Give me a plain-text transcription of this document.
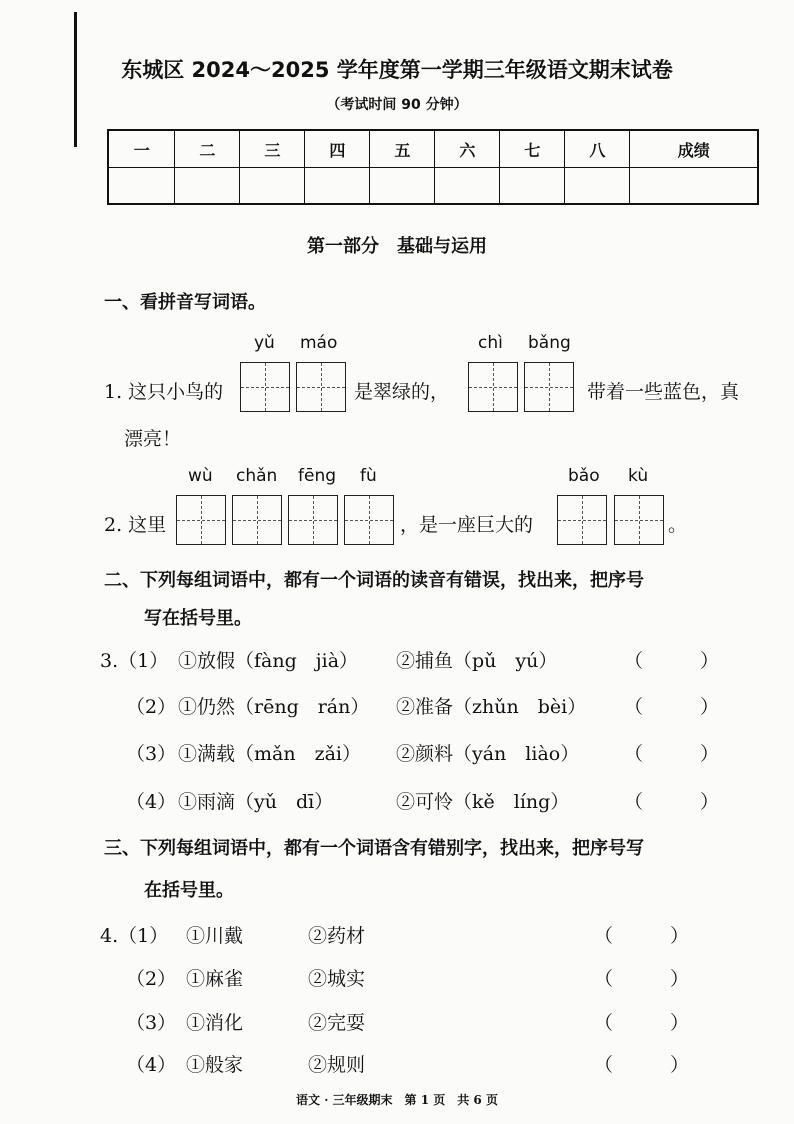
东城区 2024～2025 学年度第一学期三年级语文期末试卷
（考试时间 90 分钟）
一	二	三	四	五	六	七	八	成绩

第一部分　基础与运用
一、看拼音写词语。
yǔ máo	chì bǎng
1. 这只小鸟的	是翠绿的，	带着一些蓝色，真
漂亮！
wù chǎn fēng fù	bǎo kù
2. 这里	，是一座巨大的	。
二、下列每组词语中，都有一个词语的读音有错误，找出来，把序号
写在括号里。
3.（1） ①放假（fàng　jià） ②捕鱼（pǔ　yú）	（　　　）
（2） ①仍然（rēng　rán） ②准备（zhǔn　bèi） （　　　）
（3） ①满载（mǎn　zǎi） ②颜料（yán　liào） （　　　）
（4） ①雨滴（yǔ　dī）	②可怜（kě　líng）	（　　　）
三、下列每组词语中，都有一个词语含有错别字，找出来，把序号写
在括号里。
4.（1） ①川戴	②药材	（　　　）
（2） ①麻雀	②城实	（　　　）
（3） ①消化	②完耍	（　　　）
（4） ①般家	②规则	（　　　）
语文 · 三年级期末　第 1 页　共 6 页
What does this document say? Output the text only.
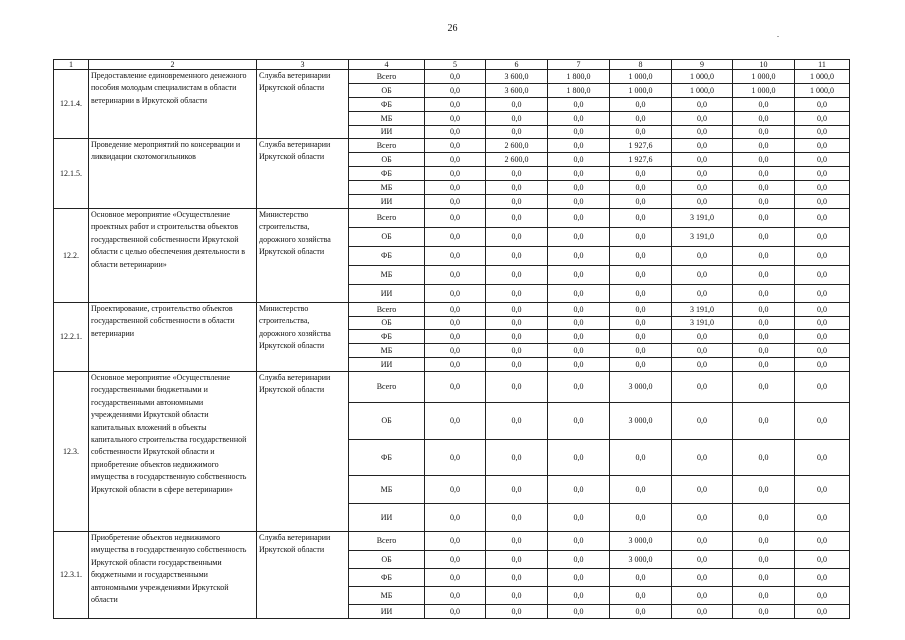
26
.
1	2	3	4	5	6	7	8	9	10	11
12.1.4.	Предоставление единовременного денежного пособия молодым специалистам в области ветеринарии в Иркутской области	Служба ветеринарии Иркутской области	Всего	0,0	3 600,0	1 800,0	1 000,0	1 000,0	1 000,0	1 000,0
			ОБ	0,0	3 600,0	1 800,0	1 000,0	1 000,0	1 000,0	1 000,0
			ФБ	0,0	0,0	0,0	0,0	0,0	0,0	0,0
			МБ	0,0	0,0	0,0	0,0	0,0	0,0	0,0
			ИИ	0,0	0,0	0,0	0,0	0,0	0,0	0,0
12.1.5.	Проведение мероприятий по консервации и ликвидации скотомогильников	Служба ветеринарии Иркутской области	Всего	0,0	2 600,0	0,0	1 927,6	0,0	0,0	0,0
			ОБ	0,0	2 600,0	0,0	1 927,6	0,0	0,0	0,0
			ФБ	0,0	0,0	0,0	0,0	0,0	0,0	0,0
			МБ	0,0	0,0	0,0	0,0	0,0	0,0	0,0
			ИИ	0,0	0,0	0,0	0,0	0,0	0,0	0,0
12.2.	Основное мероприятие «Осуществление проектных работ и строительства объектов государственной собственности Иркутской области с целью обеспечения деятельности в области ветеринарии»	Министерство строительства, дорожного хозяйства Иркутской области	Всего	0,0	0,0	0,0	0,0	3 191,0	0,0	0,0
			ОБ	0,0	0,0	0,0	0,0	3 191,0	0,0	0,0
			ФБ	0,0	0,0	0,0	0,0	0,0	0,0	0,0
			МБ	0,0	0,0	0,0	0,0	0,0	0,0	0,0
			ИИ	0,0	0,0	0,0	0,0	0,0	0,0	0,0
12.2.1.	Проектирование, строительство объектов государственной собственности в области ветеринарии	Министерство строительства, дорожного хозяйства Иркутской области	Всего	0,0	0,0	0,0	0,0	3 191,0	0,0	0,0
			ОБ	0,0	0,0	0,0	0,0	3 191,0	0,0	0,0
			ФБ	0,0	0,0	0,0	0,0	0,0	0,0	0,0
			МБ	0,0	0,0	0,0	0,0	0,0	0,0	0,0
			ИИ	0,0	0,0	0,0	0,0	0,0	0,0	0,0
12.3.	Основное мероприятие «Осуществление государственными бюджетными и государственными автономными учреждениями Иркутской области капитальных вложений в объекты капитального строительства государственной собственности Иркутской области и приобретение объектов недвижимого имущества в государственную собственность Иркутской области в сфере ветеринарии»	Служба ветеринарии Иркутской области	Всего	0,0	0,0	0,0	3 000,0	0,0	0,0	0,0
			ОБ	0,0	0,0	0,0	3 000,0	0,0	0,0	0,0
			ФБ	0,0	0,0	0,0	0,0	0,0	0,0	0,0
			МБ	0,0	0,0	0,0	0,0	0,0	0,0	0,0
			ИИ	0,0	0,0	0,0	0,0	0,0	0,0	0,0
12.3.1.	Приобретение объектов недвижимого имущества в государственную собственность Иркутской области государственными бюджетными и государственными автономными учреждениями Иркутской области	Служба ветеринарии Иркутской области	Всего	0,0	0,0	0,0	3 000,0	0,0	0,0	0,0
			ОБ	0,0	0,0	0,0	3 000,0	0,0	0,0	0,0
			ФБ	0,0	0,0	0,0	0,0	0,0	0,0	0,0
			МБ	0,0	0,0	0,0	0,0	0,0	0,0	0,0
			ИИ	0,0	0,0	0,0	0,0	0,0	0,0	0,0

..............................

◆ Written task: Using the data above, write out every line exactly, leaving the images behind.

◆ Answer to the problem:
Give me a plain-text transcription of this document.
东城区 2024～2025 学年度第一学期三年级语文期末试卷
（考试时间 90 分钟）
一	二	三	四	五	六	七	八	成绩

第一部分　基础与运用
一、看拼音写词语。
yǔ máo	chì bǎng
1. 这只小鸟的	是翠绿的，	带着一些蓝色，真
漂亮！
wù chǎn fēng fù	bǎo kù
2. 这里	，是一座巨大的	。
二、下列每组词语中，都有一个词语的读音有错误，找出来，把序号
写在括号里。
3.（1） ①放假（fàng　jià） ②捕鱼（pǔ　yú）	（　　　）
（2） ①仍然（rēng　rán） ②准备（zhǔn　bèi） （　　　）
（3） ①满载（mǎn　zǎi） ②颜料（yán　liào） （　　　）
（4） ①雨滴（yǔ　dī）	②可怜（kě　líng）	（　　　）
三、下列每组词语中，都有一个词语含有错别字，找出来，把序号写
在括号里。
4.（1） ①川戴	②药材	（　　　）
（2） ①麻雀	②城实	（　　　）
（3） ①消化	②完耍	（　　　）
（4） ①般家	②规则	（　　　）
语文 · 三年级期末　第 1 页　共 6 页
What does this document say? Output the text only.
26
.
1	2	3	4	5	6	7	8	9	10	11
12.1.4.	Предоставление единовременного денежного пособия молодым специалистам в области ветеринарии в Иркутской области	Служба ветеринарии Иркутской области	Всего	0,0	3 600,0	1 800,0	1 000,0	1 000,0	1 000,0	1 000,0
			ОБ	0,0	3 600,0	1 800,0	1 000,0	1 000,0	1 000,0	1 000,0
			ФБ	0,0	0,0	0,0	0,0	0,0	0,0	0,0
			МБ	0,0	0,0	0,0	0,0	0,0	0,0	0,0
			ИИ	0,0	0,0	0,0	0,0	0,0	0,0	0,0
12.1.5.	Проведение мероприятий по консервации и ликвидации скотомогильников	Служба ветеринарии Иркутской области	Всего	0,0	2 600,0	0,0	1 927,6	0,0	0,0	0,0
			ОБ	0,0	2 600,0	0,0	1 927,6	0,0	0,0	0,0
			ФБ	0,0	0,0	0,0	0,0	0,0	0,0	0,0
			МБ	0,0	0,0	0,0	0,0	0,0	0,0	0,0
			ИИ	0,0	0,0	0,0	0,0	0,0	0,0	0,0
12.2.	Основное мероприятие «Осуществление проектных работ и строительства объектов государственной собственности Иркутской области с целью обеспечения деятельности в области ветеринарии»	Министерство строительства, дорожного хозяйства Иркутской области	Всего	0,0	0,0	0,0	0,0	3 191,0	0,0	0,0
			ОБ	0,0	0,0	0,0	0,0	3 191,0	0,0	0,0
			ФБ	0,0	0,0	0,0	0,0	0,0	0,0	0,0
			МБ	0,0	0,0	0,0	0,0	0,0	0,0	0,0
			ИИ	0,0	0,0	0,0	0,0	0,0	0,0	0,0
12.2.1.	Проектирование, строительство объектов государственной собственности в области ветеринарии	Министерство строительства, дорожного хозяйства Иркутской области	Всего	0,0	0,0	0,0	0,0	3 191,0	0,0	0,0
			ОБ	0,0	0,0	0,0	0,0	3 191,0	0,0	0,0
			ФБ	0,0	0,0	0,0	0,0	0,0	0,0	0,0
			МБ	0,0	0,0	0,0	0,0	0,0	0,0	0,0
			ИИ	0,0	0,0	0,0	0,0	0,0	0,0	0,0
12.3.	Основное мероприятие «Осуществление государственными бюджетными и государственными автономными учреждениями Иркутской области капитальных вложений в объекты капитального строительства государственной собственности Иркутской области и приобретение объектов недвижимого имущества в государственную собственность Иркутской области в сфере ветеринарии»	Служба ветеринарии Иркутской области	Всего	0,0	0,0	0,0	3 000,0	0,0	0,0	0,0
			ОБ	0,0	0,0	0,0	3 000,0	0,0	0,0	0,0
			ФБ	0,0	0,0	0,0	0,0	0,0	0,0	0,0
			МБ	0,0	0,0	0,0	0,0	0,0	0,0	0,0
			ИИ	0,0	0,0	0,0	0,0	0,0	0,0	0,0
12.3.1.	Приобретение объектов недвижимого имущества в государственную собственность Иркутской области государственными бюджетными и государственными автономными учреждениями Иркутской области	Служба ветеринарии Иркутской области	Всего	0,0	0,0	0,0	3 000,0	0,0	0,0	0,0
			ОБ	0,0	0,0	0,0	3 000,0	0,0	0,0	0,0
			ФБ	0,0	0,0	0,0	0,0	0,0	0,0	0,0
			МБ	0,0	0,0	0,0	0,0	0,0	0,0	0,0
			ИИ	0,0	0,0	0,0	0,0	0,0	0,0	0,0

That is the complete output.